Leave the pictures out, and retype all of the material exactly as written.

+++ ENTRIES SHOWN +++

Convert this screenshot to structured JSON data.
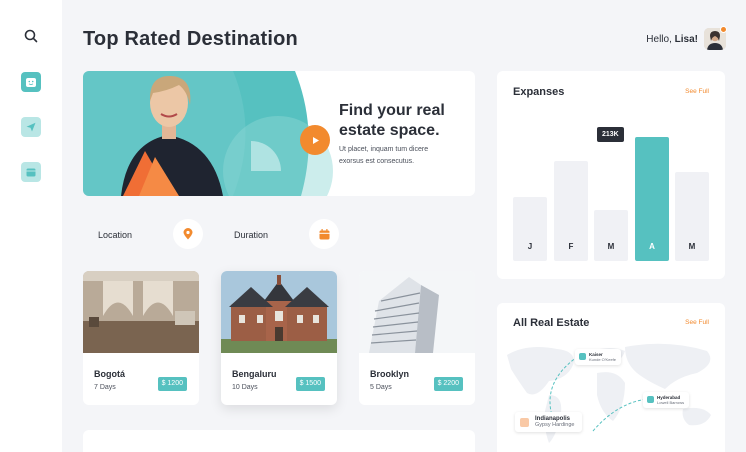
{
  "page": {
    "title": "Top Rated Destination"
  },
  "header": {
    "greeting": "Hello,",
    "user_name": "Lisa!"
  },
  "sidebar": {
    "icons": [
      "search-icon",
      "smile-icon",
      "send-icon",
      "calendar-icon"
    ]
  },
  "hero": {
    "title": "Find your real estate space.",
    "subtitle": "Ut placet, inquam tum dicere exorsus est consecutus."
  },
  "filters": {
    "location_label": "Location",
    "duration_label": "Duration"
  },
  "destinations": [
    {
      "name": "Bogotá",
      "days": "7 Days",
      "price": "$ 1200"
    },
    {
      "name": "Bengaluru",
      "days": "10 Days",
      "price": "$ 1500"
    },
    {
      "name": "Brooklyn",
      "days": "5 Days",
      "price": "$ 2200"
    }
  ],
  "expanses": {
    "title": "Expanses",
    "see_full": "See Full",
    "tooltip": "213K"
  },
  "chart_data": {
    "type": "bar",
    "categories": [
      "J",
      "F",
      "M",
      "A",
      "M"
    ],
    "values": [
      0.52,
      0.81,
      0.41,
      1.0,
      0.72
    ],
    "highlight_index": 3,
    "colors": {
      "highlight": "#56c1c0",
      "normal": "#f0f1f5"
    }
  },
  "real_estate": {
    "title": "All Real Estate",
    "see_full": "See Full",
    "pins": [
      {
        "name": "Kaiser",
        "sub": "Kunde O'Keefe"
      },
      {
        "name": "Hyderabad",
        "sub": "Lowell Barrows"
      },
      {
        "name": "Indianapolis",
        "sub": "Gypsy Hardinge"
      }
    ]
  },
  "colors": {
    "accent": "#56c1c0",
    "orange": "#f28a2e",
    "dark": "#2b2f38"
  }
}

+++

◆ ANSWER FOR THE TASK
Convert this screenshot to structured JSON data.
{
  "page": {
    "title": "Top Rated Destination"
  },
  "header": {
    "greeting": "Hello,",
    "user_name": "Lisa!"
  },
  "sidebar": {
    "icons": [
      "search-icon",
      "smile-icon",
      "send-icon",
      "calendar-icon"
    ]
  },
  "hero": {
    "title": "Find your real estate space.",
    "subtitle": "Ut placet, inquam tum dicere exorsus est consecutus."
  },
  "filters": {
    "location_label": "Location",
    "duration_label": "Duration"
  },
  "destinations": [
    {
      "name": "Bogotá",
      "days": "7 Days",
      "price": "$ 1200"
    },
    {
      "name": "Bengaluru",
      "days": "10 Days",
      "price": "$ 1500"
    },
    {
      "name": "Brooklyn",
      "days": "5 Days",
      "price": "$ 2200"
    }
  ],
  "expanses": {
    "title": "Expanses",
    "see_full": "See Full",
    "tooltip": "213K"
  },
  "chart_data": {
    "type": "bar",
    "categories": [
      "J",
      "F",
      "M",
      "A",
      "M"
    ],
    "values": [
      0.52,
      0.81,
      0.41,
      1.0,
      0.72
    ],
    "highlight_index": 3,
    "colors": {
      "highlight": "#56c1c0",
      "normal": "#f0f1f5"
    }
  },
  "real_estate": {
    "title": "All Real Estate",
    "see_full": "See Full",
    "pins": [
      {
        "name": "Kaiser",
        "sub": "Kunde O'Keefe"
      },
      {
        "name": "Hyderabad",
        "sub": "Lowell Barrows"
      },
      {
        "name": "Indianapolis",
        "sub": "Gypsy Hardinge"
      }
    ]
  },
  "colors": {
    "accent": "#56c1c0",
    "orange": "#f28a2e",
    "dark": "#2b2f38"
  }
}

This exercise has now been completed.